Extracted records

***

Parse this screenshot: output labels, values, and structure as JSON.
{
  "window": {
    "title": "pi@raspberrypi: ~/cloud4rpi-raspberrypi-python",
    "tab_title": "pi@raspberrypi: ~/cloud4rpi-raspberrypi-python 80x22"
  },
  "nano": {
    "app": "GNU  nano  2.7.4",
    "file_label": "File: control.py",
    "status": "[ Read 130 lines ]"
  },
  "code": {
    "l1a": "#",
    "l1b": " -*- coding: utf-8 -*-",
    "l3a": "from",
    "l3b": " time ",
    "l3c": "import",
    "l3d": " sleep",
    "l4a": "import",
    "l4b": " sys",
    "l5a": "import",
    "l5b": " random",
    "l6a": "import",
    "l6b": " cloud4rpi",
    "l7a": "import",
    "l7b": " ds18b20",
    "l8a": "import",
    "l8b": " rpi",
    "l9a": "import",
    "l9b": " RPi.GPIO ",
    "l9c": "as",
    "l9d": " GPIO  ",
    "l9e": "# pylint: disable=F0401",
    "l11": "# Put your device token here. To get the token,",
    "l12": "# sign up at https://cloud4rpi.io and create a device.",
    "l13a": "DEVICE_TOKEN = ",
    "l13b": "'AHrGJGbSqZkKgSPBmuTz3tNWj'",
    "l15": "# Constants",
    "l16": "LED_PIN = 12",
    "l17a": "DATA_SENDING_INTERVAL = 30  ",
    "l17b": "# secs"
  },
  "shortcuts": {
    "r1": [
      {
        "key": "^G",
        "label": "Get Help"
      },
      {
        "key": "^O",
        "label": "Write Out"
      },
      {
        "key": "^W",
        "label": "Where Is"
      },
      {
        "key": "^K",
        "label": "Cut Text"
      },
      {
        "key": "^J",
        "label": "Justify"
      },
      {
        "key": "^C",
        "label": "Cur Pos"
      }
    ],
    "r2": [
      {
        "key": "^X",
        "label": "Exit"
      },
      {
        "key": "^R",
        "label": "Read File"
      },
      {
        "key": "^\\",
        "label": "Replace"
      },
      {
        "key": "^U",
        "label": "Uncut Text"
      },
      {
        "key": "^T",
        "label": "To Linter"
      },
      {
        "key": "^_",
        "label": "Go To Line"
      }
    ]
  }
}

***

Copy out all lines above that include the string "File".

    "file_label": "File: control.py",
        "label": "Read File"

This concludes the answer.